(Stored entries)
_ _ _

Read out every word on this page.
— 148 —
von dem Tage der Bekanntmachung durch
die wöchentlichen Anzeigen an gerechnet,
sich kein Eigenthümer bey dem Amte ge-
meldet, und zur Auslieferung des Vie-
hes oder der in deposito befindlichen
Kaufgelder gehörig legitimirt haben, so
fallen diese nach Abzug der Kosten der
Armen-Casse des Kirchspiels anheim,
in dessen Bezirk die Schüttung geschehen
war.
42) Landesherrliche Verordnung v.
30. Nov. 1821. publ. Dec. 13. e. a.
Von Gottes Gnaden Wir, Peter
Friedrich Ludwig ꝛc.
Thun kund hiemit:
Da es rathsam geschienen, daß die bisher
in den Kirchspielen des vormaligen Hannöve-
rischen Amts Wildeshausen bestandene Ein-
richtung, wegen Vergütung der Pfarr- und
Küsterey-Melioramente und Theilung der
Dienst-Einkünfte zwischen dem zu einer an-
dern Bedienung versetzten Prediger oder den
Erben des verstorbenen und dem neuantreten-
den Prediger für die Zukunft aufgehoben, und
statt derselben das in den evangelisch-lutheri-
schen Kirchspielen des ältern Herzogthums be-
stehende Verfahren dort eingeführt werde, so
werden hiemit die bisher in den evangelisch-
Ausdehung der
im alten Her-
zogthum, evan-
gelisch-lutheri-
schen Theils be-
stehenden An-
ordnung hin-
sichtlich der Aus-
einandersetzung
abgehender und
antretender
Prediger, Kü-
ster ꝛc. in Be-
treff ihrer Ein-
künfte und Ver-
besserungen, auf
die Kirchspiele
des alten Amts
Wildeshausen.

_ _ _

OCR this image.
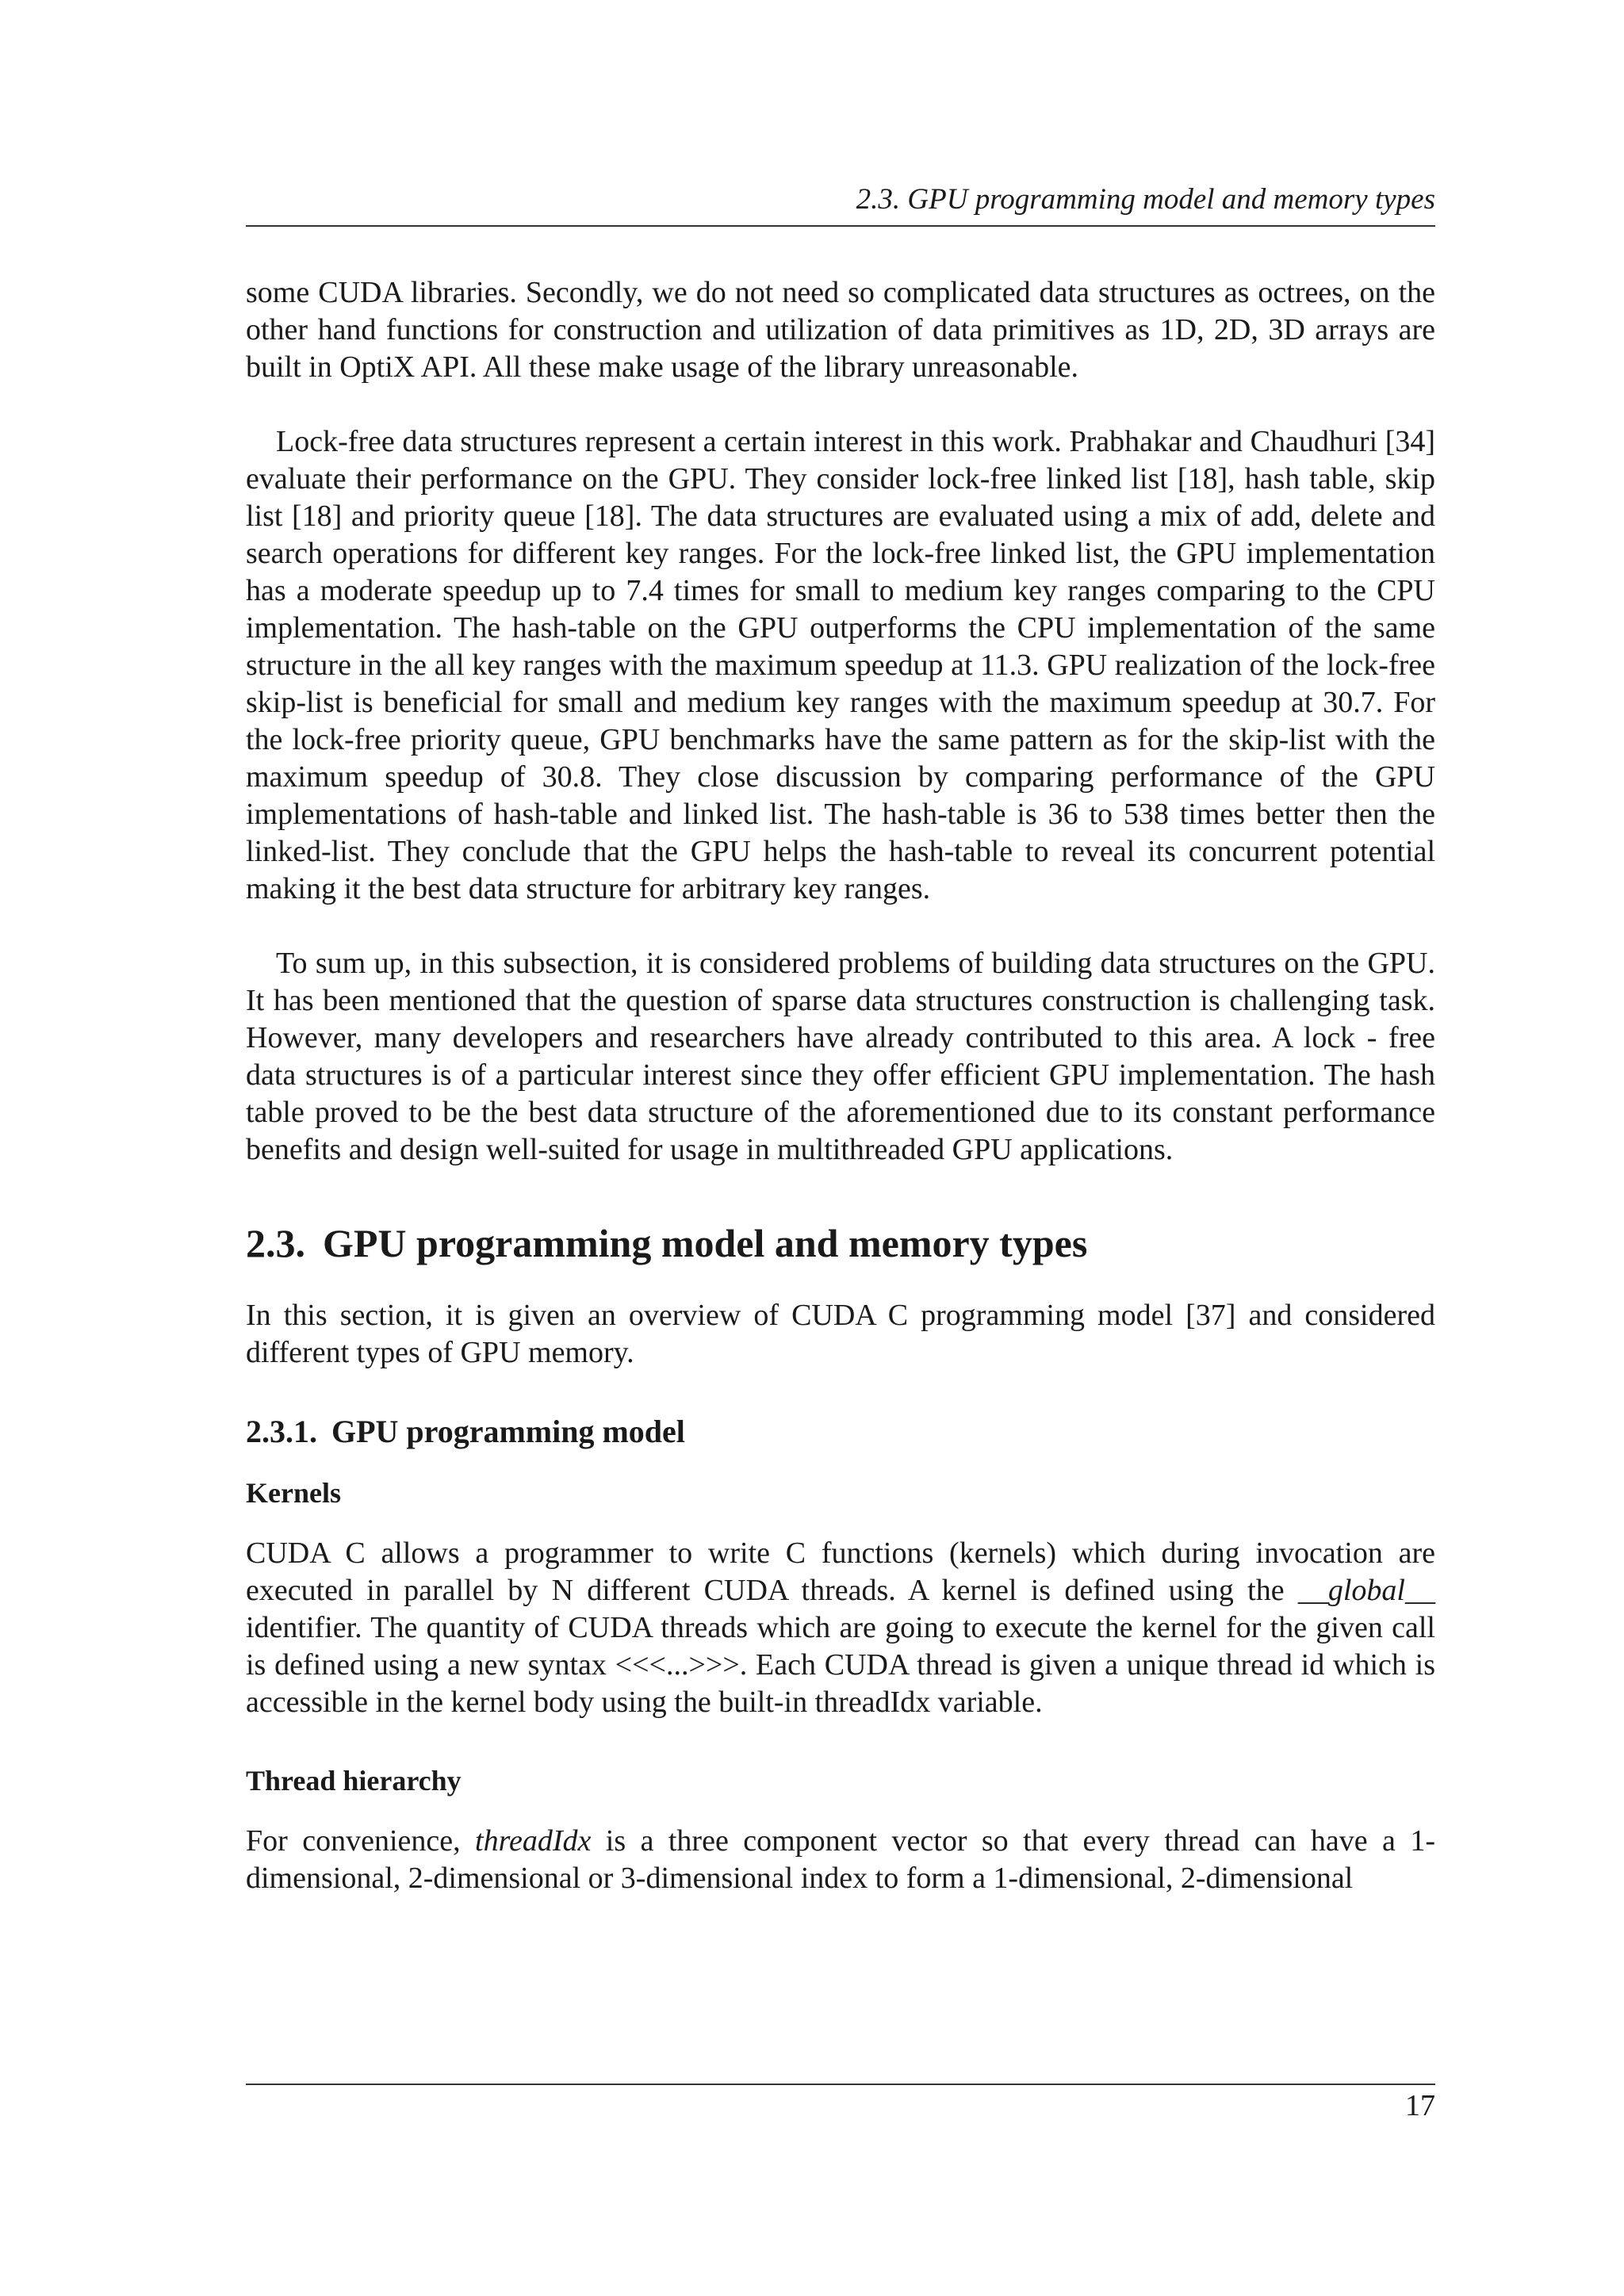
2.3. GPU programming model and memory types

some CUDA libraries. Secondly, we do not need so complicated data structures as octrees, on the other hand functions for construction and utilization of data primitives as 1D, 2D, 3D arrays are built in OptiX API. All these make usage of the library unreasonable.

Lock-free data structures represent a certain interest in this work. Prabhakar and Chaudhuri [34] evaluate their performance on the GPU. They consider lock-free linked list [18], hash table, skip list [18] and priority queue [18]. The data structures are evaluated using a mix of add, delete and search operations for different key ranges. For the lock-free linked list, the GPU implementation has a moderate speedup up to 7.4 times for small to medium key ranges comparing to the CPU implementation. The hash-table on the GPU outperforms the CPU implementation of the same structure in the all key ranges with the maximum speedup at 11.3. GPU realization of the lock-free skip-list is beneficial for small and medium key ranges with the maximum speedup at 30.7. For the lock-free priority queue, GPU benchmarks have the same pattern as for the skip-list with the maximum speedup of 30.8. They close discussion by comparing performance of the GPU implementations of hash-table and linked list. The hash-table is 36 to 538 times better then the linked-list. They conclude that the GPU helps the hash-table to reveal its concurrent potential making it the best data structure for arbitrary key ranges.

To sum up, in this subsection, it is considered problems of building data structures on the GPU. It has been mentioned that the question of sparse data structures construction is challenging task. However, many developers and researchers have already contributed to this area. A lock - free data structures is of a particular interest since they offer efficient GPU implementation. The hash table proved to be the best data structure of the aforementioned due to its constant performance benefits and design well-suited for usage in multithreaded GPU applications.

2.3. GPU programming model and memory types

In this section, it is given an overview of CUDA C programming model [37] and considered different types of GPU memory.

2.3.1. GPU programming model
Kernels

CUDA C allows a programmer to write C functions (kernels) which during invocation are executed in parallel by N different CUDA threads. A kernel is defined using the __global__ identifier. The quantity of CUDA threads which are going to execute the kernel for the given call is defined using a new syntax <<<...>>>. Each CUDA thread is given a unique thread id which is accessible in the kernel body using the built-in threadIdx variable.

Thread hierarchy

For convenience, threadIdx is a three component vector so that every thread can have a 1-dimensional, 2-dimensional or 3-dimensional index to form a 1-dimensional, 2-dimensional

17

_ _ _

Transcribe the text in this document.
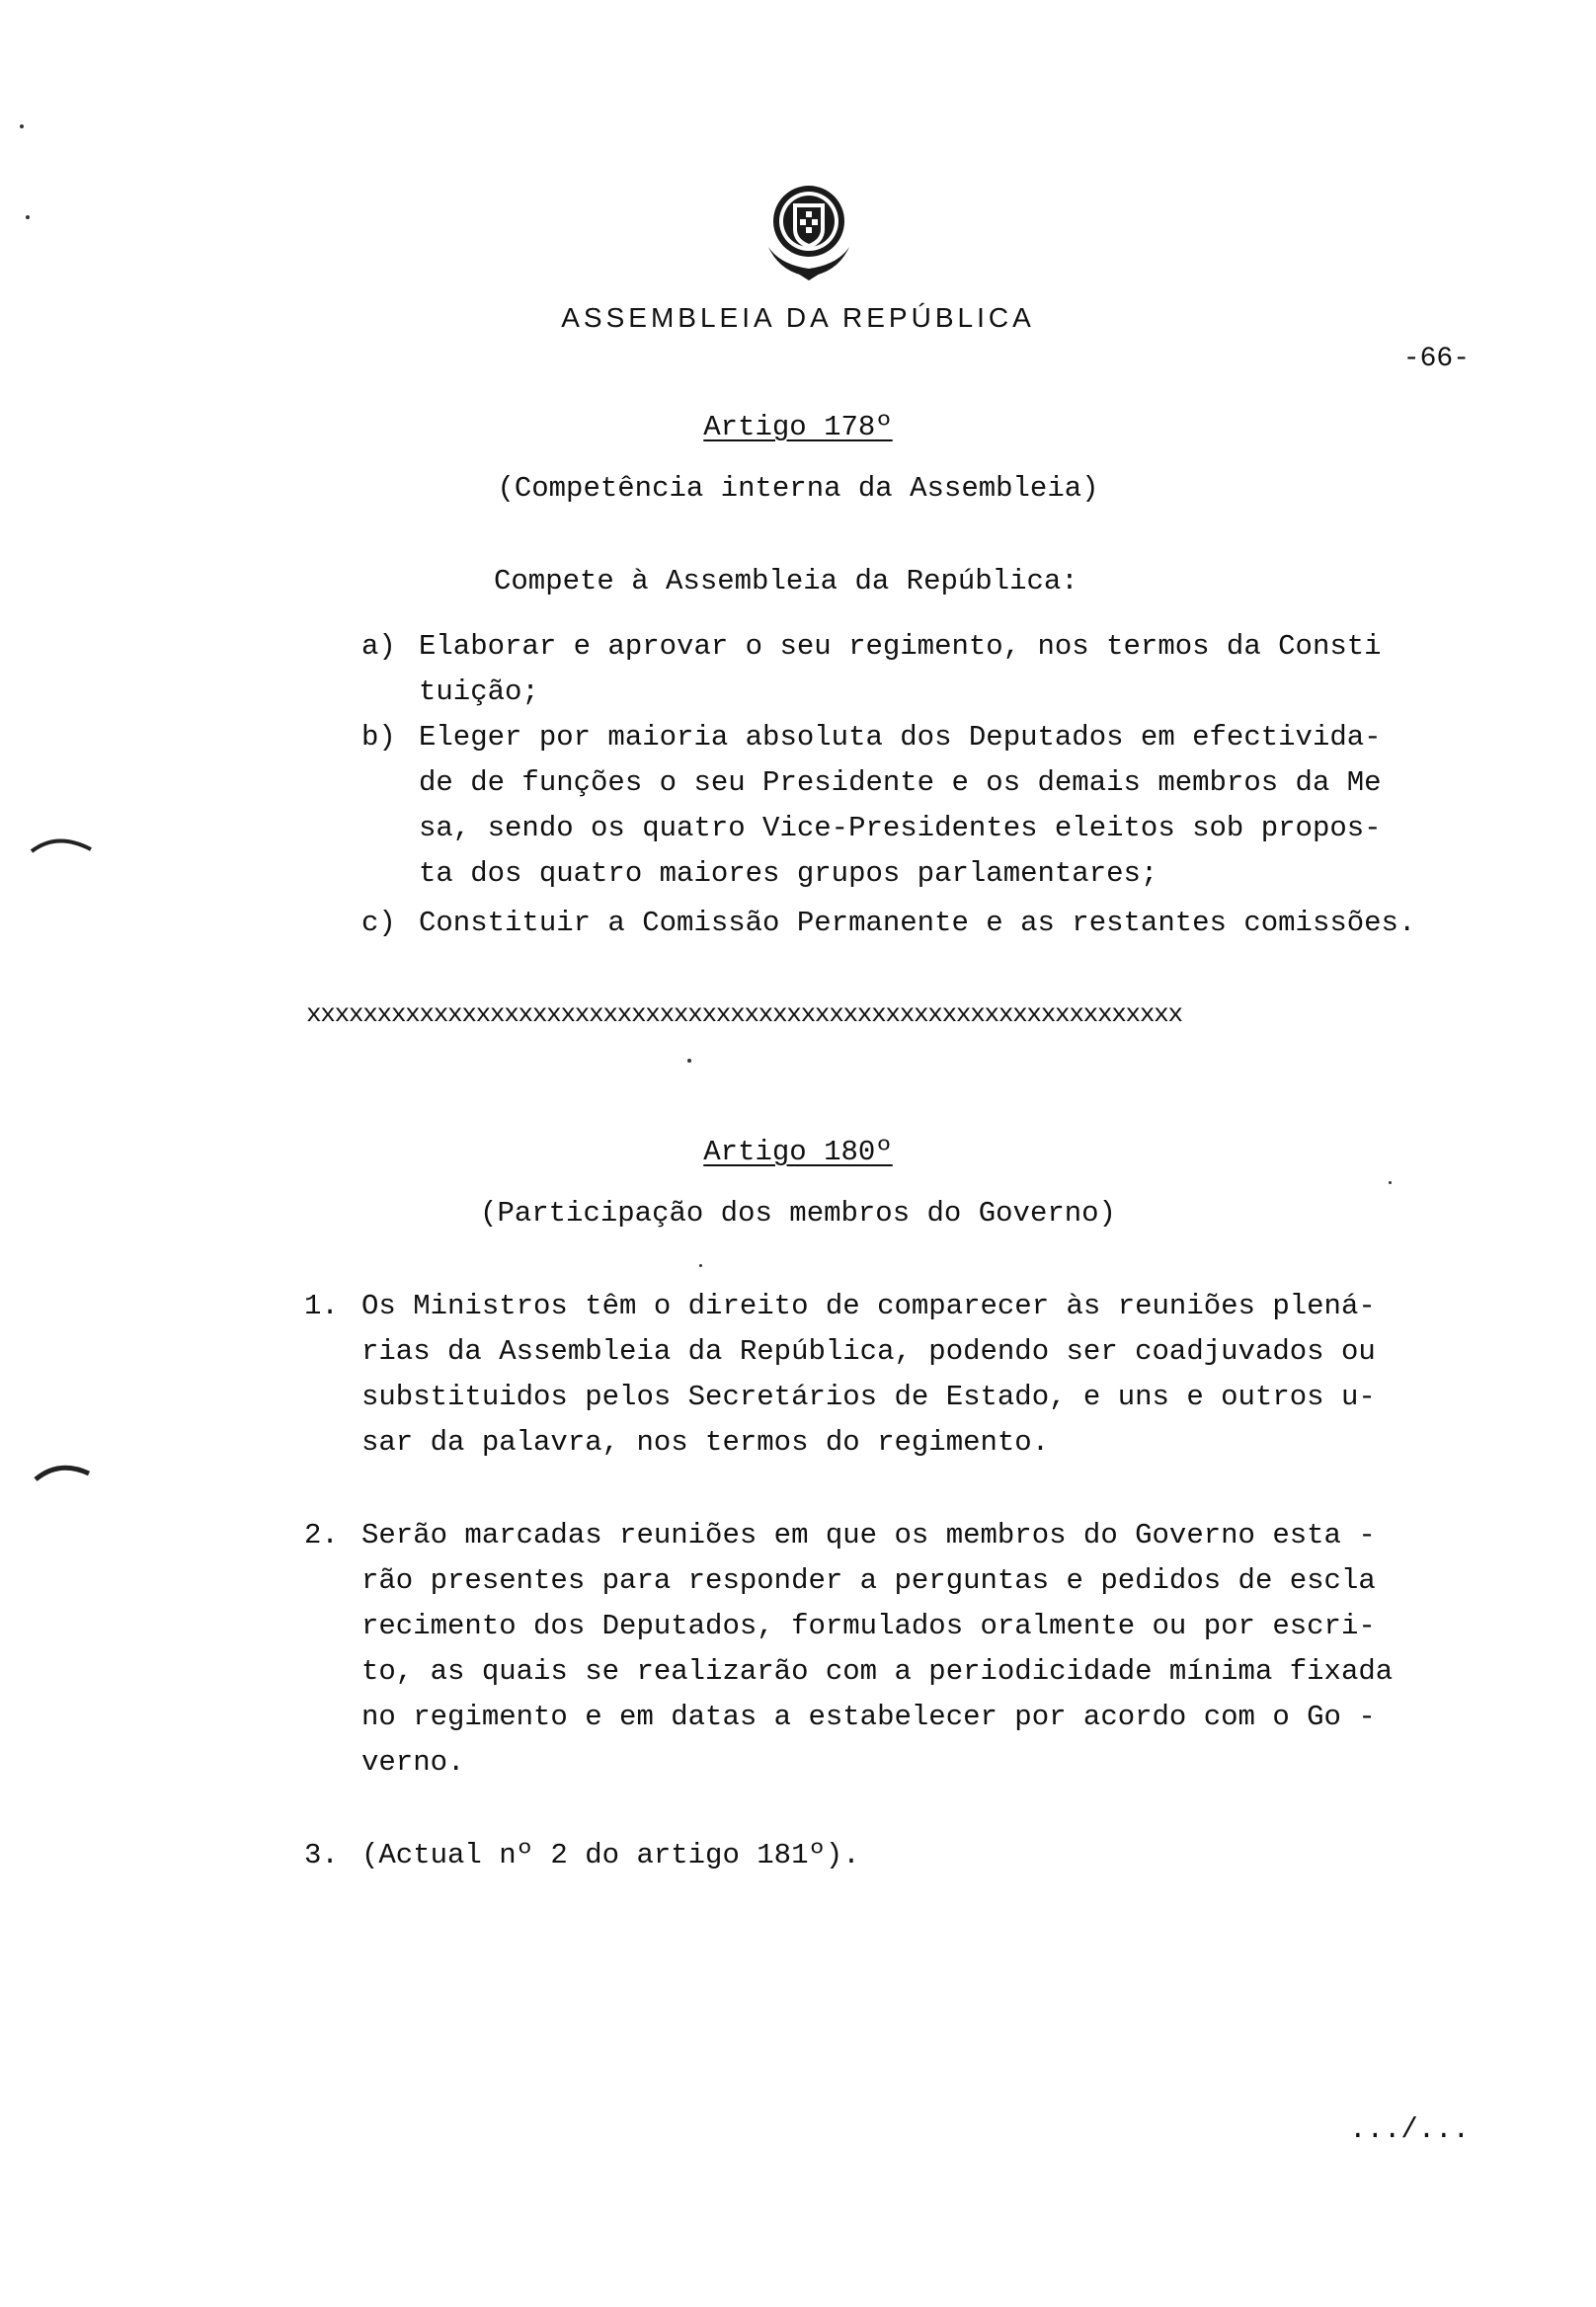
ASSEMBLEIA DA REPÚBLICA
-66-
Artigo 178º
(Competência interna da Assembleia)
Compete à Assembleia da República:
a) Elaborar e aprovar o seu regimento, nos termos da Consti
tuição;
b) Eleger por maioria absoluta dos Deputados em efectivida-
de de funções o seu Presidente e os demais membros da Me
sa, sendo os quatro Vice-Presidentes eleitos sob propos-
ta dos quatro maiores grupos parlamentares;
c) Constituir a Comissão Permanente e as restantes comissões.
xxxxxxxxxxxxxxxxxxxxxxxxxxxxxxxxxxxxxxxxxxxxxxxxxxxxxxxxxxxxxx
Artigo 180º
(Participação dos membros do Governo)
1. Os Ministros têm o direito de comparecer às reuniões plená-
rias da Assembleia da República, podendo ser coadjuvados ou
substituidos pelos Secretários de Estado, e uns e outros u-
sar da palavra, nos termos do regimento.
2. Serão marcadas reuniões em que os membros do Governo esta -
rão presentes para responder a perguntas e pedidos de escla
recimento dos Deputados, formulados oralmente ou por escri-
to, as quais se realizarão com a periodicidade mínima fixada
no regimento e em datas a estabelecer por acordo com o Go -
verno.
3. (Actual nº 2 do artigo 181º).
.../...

_ _ _

Aim of the task :: Select, from the listing, all lines that include the word "model".

Task output ::
2.3. GPU programming model and memory types
2.3. GPU programming model and memory types
In this section, it is given an overview of CUDA C programming model [37] and considered different types of GPU memory.
2.3.1. GPU programming model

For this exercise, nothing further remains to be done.